(Stored records)
————————

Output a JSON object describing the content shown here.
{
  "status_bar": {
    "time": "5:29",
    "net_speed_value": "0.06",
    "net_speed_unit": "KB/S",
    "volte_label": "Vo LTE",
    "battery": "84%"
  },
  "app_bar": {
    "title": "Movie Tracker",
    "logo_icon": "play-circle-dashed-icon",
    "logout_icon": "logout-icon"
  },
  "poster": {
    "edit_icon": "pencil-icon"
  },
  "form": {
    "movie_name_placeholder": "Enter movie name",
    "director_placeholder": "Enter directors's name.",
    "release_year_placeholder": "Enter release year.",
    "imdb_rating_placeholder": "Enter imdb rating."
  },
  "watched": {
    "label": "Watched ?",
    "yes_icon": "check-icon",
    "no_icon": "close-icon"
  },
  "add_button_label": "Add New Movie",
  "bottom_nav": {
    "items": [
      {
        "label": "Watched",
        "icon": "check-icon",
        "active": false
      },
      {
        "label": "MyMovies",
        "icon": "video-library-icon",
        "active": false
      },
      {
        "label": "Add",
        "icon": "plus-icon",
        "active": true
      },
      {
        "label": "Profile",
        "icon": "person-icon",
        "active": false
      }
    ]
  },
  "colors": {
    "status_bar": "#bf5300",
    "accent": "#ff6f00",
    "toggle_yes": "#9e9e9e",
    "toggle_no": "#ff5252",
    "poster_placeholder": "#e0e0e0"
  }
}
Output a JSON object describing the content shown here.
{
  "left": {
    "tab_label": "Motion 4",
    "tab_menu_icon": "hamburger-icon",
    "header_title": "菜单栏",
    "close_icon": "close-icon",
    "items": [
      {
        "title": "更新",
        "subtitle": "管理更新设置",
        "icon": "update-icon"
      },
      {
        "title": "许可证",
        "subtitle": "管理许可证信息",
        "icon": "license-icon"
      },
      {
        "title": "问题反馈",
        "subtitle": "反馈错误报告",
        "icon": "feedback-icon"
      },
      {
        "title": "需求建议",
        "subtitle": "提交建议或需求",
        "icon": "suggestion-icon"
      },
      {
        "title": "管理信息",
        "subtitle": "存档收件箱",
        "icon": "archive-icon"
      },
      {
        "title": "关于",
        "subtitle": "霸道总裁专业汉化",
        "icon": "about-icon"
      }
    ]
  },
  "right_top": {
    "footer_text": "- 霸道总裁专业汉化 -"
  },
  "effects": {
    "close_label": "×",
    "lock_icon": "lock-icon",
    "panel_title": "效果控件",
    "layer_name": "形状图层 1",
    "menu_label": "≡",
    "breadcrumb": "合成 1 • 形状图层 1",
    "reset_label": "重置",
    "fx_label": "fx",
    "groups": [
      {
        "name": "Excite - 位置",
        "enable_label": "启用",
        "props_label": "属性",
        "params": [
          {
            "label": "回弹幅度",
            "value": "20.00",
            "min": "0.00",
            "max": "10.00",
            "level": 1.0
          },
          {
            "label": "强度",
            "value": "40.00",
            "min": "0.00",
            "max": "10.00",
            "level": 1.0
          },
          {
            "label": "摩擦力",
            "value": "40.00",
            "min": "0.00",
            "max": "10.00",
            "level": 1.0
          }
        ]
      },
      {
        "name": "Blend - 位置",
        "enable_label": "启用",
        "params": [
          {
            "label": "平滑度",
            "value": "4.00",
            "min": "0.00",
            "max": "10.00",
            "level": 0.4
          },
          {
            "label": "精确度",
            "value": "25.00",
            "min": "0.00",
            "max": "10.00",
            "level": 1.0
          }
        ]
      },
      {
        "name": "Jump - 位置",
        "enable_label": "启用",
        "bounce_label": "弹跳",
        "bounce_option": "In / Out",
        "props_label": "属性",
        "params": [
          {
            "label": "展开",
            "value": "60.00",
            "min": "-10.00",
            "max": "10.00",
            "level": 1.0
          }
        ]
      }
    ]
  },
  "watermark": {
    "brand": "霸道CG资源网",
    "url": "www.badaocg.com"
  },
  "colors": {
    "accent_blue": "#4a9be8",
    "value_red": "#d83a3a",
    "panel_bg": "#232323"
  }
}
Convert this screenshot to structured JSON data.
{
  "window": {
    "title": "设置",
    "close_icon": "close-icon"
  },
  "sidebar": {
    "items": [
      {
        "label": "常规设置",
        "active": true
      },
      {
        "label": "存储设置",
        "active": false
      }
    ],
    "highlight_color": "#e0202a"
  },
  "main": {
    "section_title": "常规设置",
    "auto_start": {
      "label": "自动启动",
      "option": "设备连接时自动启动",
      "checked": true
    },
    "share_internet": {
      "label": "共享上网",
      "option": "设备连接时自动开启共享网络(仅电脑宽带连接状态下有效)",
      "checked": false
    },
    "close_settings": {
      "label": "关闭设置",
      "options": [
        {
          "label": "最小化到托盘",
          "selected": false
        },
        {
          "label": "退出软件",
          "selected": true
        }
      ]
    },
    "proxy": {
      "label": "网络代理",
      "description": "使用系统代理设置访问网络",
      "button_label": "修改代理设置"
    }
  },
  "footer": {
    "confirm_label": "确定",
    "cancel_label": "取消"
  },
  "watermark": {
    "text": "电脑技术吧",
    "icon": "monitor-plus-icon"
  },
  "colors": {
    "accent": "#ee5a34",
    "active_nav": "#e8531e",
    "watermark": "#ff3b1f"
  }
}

————————

* PROBLEM TO WORK ON:
Return the entries in full, keeping every line exactly as it is.

* TASK OUTPUT:
Output a JSON object describing the content shown here.
{
  "status_bar": {
    "time": "5:29",
    "net_speed_value": "0.06",
    "net_speed_unit": "KB/S",
    "volte_label": "Vo LTE",
    "battery": "84%"
  },
  "app_bar": {
    "title": "Movie Tracker",
    "logo_icon": "play-circle-dashed-icon",
    "logout_icon": "logout-icon"
  },
  "poster": {
    "edit_icon": "pencil-icon"
  },
  "form": {
    "movie_name_placeholder": "Enter movie name",
    "director_placeholder": "Enter directors's name.",
    "release_year_placeholder": "Enter release year.",
    "imdb_rating_placeholder": "Enter imdb rating."
  },
  "watched": {
    "label": "Watched ?",
    "yes_icon": "check-icon",
    "no_icon": "close-icon"
  },
  "add_button_label": "Add New Movie",
  "bottom_nav": {
    "items": [
      {
        "label": "Watched",
        "icon": "check-icon",
        "active": false
      },
      {
        "label": "MyMovies",
        "icon": "video-library-icon",
        "active": false
      },
      {
        "label": "Add",
        "icon": "plus-icon",
        "active": true
      },
      {
        "label": "Profile",
        "icon": "person-icon",
        "active": false
      }
    ]
  },
  "colors": {
    "status_bar": "#bf5300",
    "accent": "#ff6f00",
    "toggle_yes": "#9e9e9e",
    "toggle_no": "#ff5252",
    "poster_placeholder": "#e0e0e0"
  }
}
Output a JSON object describing the content shown here.
{
  "left": {
    "tab_label": "Motion 4",
    "tab_menu_icon": "hamburger-icon",
    "header_title": "菜单栏",
    "close_icon": "close-icon",
    "items": [
      {
        "title": "更新",
        "subtitle": "管理更新设置",
        "icon": "update-icon"
      },
      {
        "title": "许可证",
        "subtitle": "管理许可证信息",
        "icon": "license-icon"
      },
      {
        "title": "问题反馈",
        "subtitle": "反馈错误报告",
        "icon": "feedback-icon"
      },
      {
        "title": "需求建议",
        "subtitle": "提交建议或需求",
        "icon": "suggestion-icon"
      },
      {
        "title": "管理信息",
        "subtitle": "存档收件箱",
        "icon": "archive-icon"
      },
      {
        "title": "关于",
        "subtitle": "霸道总裁专业汉化",
        "icon": "about-icon"
      }
    ]
  },
  "right_top": {
    "footer_text": "- 霸道总裁专业汉化 -"
  },
  "effects": {
    "close_label": "×",
    "lock_icon": "lock-icon",
    "panel_title": "效果控件",
    "layer_name": "形状图层 1",
    "menu_label": "≡",
    "breadcrumb": "合成 1 • 形状图层 1",
    "reset_label": "重置",
    "fx_label": "fx",
    "groups": [
      {
        "name": "Excite - 位置",
        "enable_label": "启用",
        "props_label": "属性",
        "params": [
          {
            "label": "回弹幅度",
            "value": "20.00",
            "min": "0.00",
            "max": "10.00",
            "level": 1.0
          },
          {
            "label": "强度",
            "value": "40.00",
            "min": "0.00",
            "max": "10.00",
            "level": 1.0
          },
          {
            "label": "摩擦力",
            "value": "40.00",
            "min": "0.00",
            "max": "10.00",
            "level": 1.0
          }
        ]
      },
      {
        "name": "Blend - 位置",
        "enable_label": "启用",
        "params": [
          {
            "label": "平滑度",
            "value": "4.00",
            "min": "0.00",
            "max": "10.00",
            "level": 0.4
          },
          {
            "label": "精确度",
            "value": "25.00",
            "min": "0.00",
            "max": "10.00",
            "level": 1.0
          }
        ]
      },
      {
        "name": "Jump - 位置",
        "enable_label": "启用",
        "bounce_label": "弹跳",
        "bounce_option": "In / Out",
        "props_label": "属性",
        "params": [
          {
            "label": "展开",
            "value": "60.00",
            "min": "-10.00",
            "max": "10.00",
            "level": 1.0
          }
        ]
      }
    ]
  },
  "watermark": {
    "brand": "霸道CG资源网",
    "url": "www.badaocg.com"
  },
  "colors": {
    "accent_blue": "#4a9be8",
    "value_red": "#d83a3a",
    "panel_bg": "#232323"
  }
}
Convert this screenshot to structured JSON data.
{
  "window": {
    "title": "设置",
    "close_icon": "close-icon"
  },
  "sidebar": {
    "items": [
      {
        "label": "常规设置",
        "active": true
      },
      {
        "label": "存储设置",
        "active": false
      }
    ],
    "highlight_color": "#e0202a"
  },
  "main": {
    "section_title": "常规设置",
    "auto_start": {
      "label": "自动启动",
      "option": "设备连接时自动启动",
      "checked": true
    },
    "share_internet": {
      "label": "共享上网",
      "option": "设备连接时自动开启共享网络(仅电脑宽带连接状态下有效)",
      "checked": false
    },
    "close_settings": {
      "label": "关闭设置",
      "options": [
        {
          "label": "最小化到托盘",
          "selected": false
        },
        {
          "label": "退出软件",
          "selected": true
        }
      ]
    },
    "proxy": {
      "label": "网络代理",
      "description": "使用系统代理设置访问网络",
      "button_label": "修改代理设置"
    }
  },
  "footer": {
    "confirm_label": "确定",
    "cancel_label": "取消"
  },
  "watermark": {
    "text": "电脑技术吧",
    "icon": "monitor-plus-icon"
  },
  "colors": {
    "accent": "#ee5a34",
    "active_nav": "#e8531e",
    "watermark": "#ff3b1f"
  }
}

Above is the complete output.